▶ Exercise brief: Rewrite the listing from its first line through the line containing "news-link[interactable]: Pomodoro Technique", substituting "Time Management" for "Pomodoro Technique" and leaving everything else in those lines unchanged.

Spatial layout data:
***
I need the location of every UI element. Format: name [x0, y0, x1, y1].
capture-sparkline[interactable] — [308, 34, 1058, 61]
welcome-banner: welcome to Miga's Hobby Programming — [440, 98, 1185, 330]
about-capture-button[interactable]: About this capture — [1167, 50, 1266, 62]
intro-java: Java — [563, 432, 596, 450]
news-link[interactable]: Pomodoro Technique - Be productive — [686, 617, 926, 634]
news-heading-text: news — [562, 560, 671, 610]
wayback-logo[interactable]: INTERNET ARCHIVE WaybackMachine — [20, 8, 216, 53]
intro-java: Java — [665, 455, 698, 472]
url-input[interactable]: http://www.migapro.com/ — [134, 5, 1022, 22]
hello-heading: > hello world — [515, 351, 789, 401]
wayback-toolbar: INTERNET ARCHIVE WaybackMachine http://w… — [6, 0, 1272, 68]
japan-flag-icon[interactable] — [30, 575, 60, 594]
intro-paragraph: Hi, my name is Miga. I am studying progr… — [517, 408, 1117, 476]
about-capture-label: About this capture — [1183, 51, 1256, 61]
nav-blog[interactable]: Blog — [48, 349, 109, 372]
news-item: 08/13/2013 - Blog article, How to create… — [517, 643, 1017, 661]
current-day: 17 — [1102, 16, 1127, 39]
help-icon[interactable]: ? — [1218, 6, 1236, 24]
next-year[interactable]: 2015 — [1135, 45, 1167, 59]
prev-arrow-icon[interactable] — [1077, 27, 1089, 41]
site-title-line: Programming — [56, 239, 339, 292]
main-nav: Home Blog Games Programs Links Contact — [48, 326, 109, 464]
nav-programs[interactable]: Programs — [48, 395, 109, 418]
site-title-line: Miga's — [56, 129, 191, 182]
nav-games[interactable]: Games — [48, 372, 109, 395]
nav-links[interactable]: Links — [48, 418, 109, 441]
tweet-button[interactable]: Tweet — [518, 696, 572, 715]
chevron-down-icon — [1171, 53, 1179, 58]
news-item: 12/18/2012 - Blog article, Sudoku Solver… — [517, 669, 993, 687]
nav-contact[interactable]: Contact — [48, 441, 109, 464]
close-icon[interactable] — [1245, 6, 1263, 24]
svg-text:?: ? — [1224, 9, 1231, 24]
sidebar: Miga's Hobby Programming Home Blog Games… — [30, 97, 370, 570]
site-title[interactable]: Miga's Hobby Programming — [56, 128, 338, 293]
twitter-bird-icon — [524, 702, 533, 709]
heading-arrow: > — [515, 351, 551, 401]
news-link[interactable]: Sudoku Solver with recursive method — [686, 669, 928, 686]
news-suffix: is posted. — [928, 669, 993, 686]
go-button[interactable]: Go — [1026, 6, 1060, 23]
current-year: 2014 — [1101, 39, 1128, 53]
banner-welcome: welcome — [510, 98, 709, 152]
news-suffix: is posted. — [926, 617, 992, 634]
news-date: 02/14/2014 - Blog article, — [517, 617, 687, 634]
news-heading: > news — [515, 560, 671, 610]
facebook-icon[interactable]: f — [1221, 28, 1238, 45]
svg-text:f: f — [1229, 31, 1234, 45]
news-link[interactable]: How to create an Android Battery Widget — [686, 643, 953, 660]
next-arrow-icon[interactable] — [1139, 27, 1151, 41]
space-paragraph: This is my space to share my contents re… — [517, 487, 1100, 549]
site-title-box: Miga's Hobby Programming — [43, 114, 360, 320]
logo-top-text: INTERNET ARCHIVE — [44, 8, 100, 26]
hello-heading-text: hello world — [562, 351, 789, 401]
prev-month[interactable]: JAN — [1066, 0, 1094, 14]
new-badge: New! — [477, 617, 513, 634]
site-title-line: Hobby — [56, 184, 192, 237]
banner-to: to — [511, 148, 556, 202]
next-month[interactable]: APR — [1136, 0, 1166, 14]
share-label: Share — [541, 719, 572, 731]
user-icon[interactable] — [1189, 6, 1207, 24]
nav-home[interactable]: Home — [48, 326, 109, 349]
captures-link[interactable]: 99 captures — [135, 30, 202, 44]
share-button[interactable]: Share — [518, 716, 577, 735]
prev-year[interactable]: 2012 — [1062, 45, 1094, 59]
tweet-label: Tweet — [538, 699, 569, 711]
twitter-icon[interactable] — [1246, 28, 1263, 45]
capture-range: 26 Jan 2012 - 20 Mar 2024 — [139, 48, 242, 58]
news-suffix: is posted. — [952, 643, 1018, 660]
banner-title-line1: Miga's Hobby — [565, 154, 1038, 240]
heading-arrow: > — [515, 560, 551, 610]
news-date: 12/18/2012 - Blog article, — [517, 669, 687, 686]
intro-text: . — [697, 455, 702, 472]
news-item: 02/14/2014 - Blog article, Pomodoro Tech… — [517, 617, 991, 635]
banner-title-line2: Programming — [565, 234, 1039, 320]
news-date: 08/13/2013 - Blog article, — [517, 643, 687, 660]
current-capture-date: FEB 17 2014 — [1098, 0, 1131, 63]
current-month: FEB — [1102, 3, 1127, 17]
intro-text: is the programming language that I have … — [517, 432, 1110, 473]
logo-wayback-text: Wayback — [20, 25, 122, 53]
***
▶ Answer:
I need the location of every UI element. Format: name [x0, y0, x1, y1].
capture-sparkline[interactable] — [308, 34, 1058, 61]
welcome-banner: welcome to Miga's Hobby Programming — [440, 98, 1185, 330]
about-capture-button[interactable]: About this capture — [1167, 50, 1266, 62]
intro-java: Java — [563, 432, 596, 450]
news-link[interactable]: Time Management - Be productive — [686, 617, 926, 634]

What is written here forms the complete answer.